* Exercise requirements: Keep the pictures out of the copy and print all the entries below exactly.

* Data records:
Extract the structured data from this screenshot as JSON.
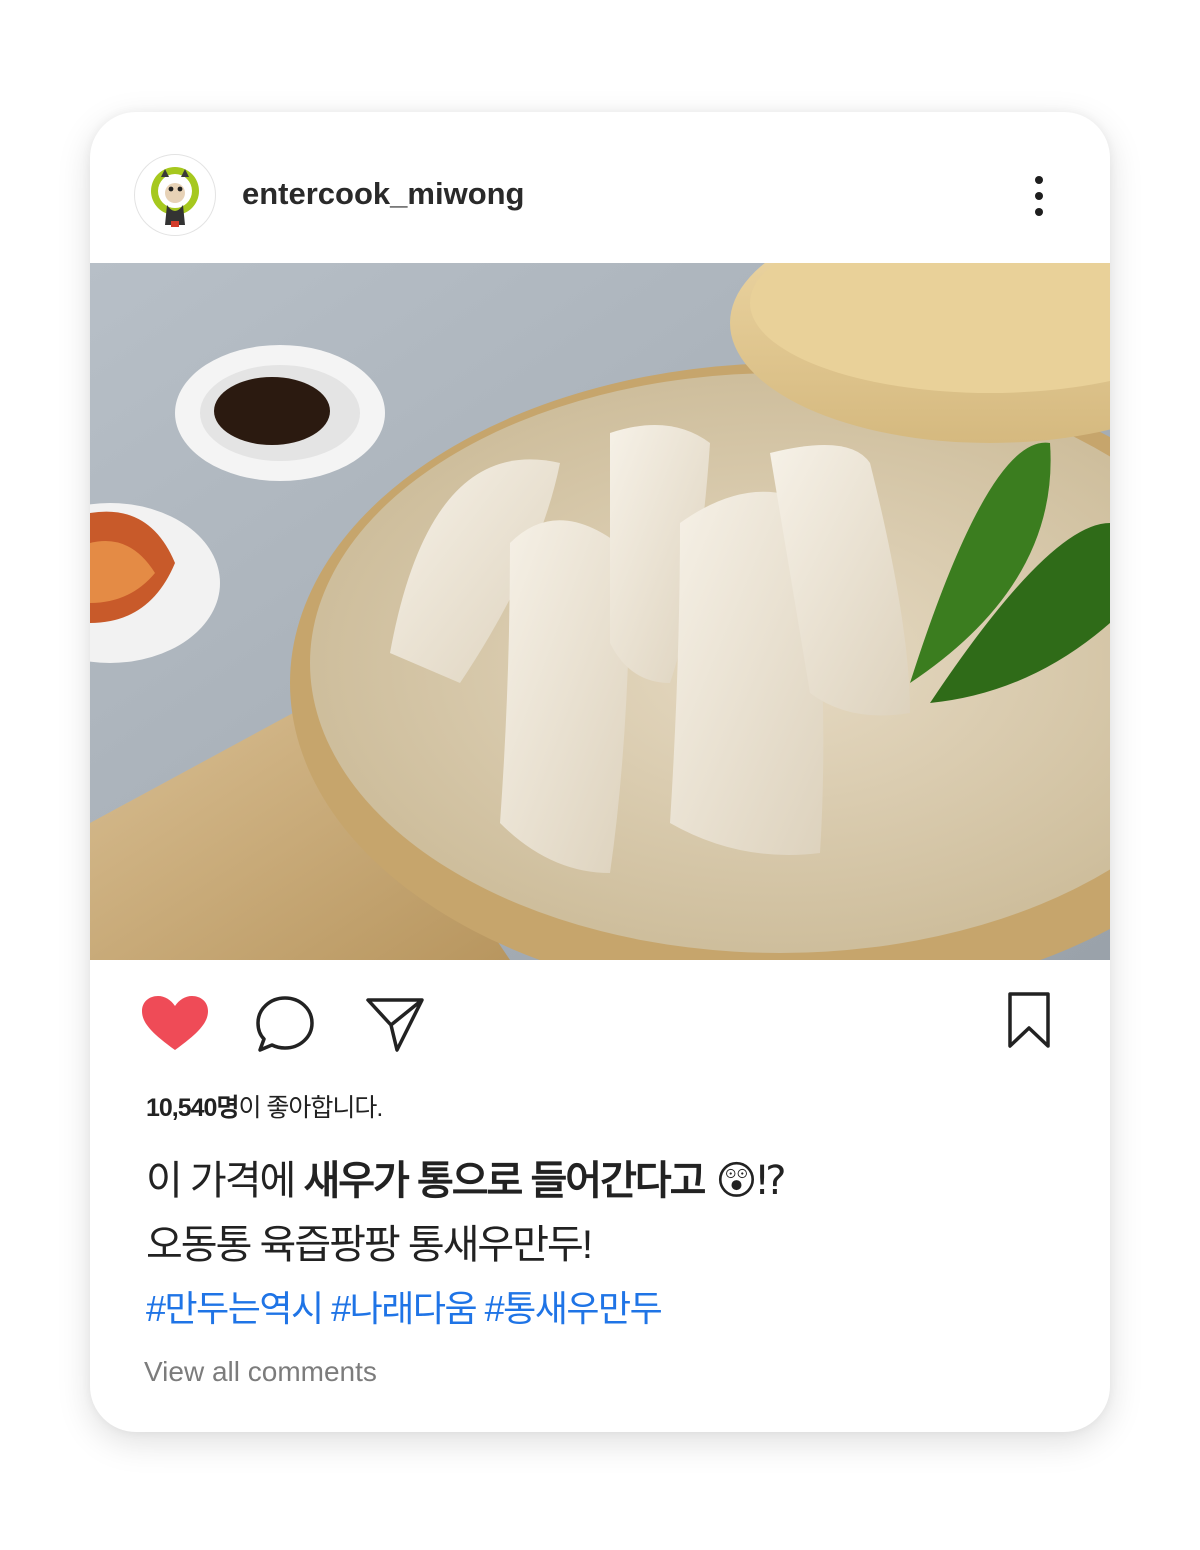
{
  "post": {
    "username": "entercook_miwong",
    "avatar_icon": "cat-mascot-avatar",
    "more_icon": "more-vertical-icon",
    "photo_alt": "",
    "actions": {
      "like_icon": "heart-icon",
      "comment_icon": "comment-icon",
      "share_icon": "send-icon",
      "save_icon": "bookmark-icon",
      "like_color": "#ef4b57"
    },
    "likes_count": "10,540명",
    "likes_suffix": "이 좋아합니다.",
    "caption": {
      "line1_plain": "이 가격에 ",
      "line1_bold": "새우가 통으로 들어간다고",
      "line1_emoji": " 😲⁉",
      "line2": "오동통 육즙팡팡 통새우만두!"
    },
    "hashtags": "#만두는역시 #나래다움 #통새우만두",
    "hashtag_color": "#1f74e6",
    "view_comments": "View all comments"
  }
}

* Correct answer:
Extract the structured data from this screenshot as JSON.
{
  "post": {
    "username": "entercook_miwong",
    "avatar_icon": "cat-mascot-avatar",
    "more_icon": "more-vertical-icon",
    "photo_alt": "",
    "actions": {
      "like_icon": "heart-icon",
      "comment_icon": "comment-icon",
      "share_icon": "send-icon",
      "save_icon": "bookmark-icon",
      "like_color": "#ef4b57"
    },
    "likes_count": "10,540명",
    "likes_suffix": "이 좋아합니다.",
    "caption": {
      "line1_plain": "이 가격에 ",
      "line1_bold": "새우가 통으로 들어간다고",
      "line1_emoji": " 😲⁉",
      "line2": "오동통 육즙팡팡 통새우만두!"
    },
    "hashtags": "#만두는역시 #나래다움 #통새우만두",
    "hashtag_color": "#1f74e6",
    "view_comments": "View all comments"
  }
}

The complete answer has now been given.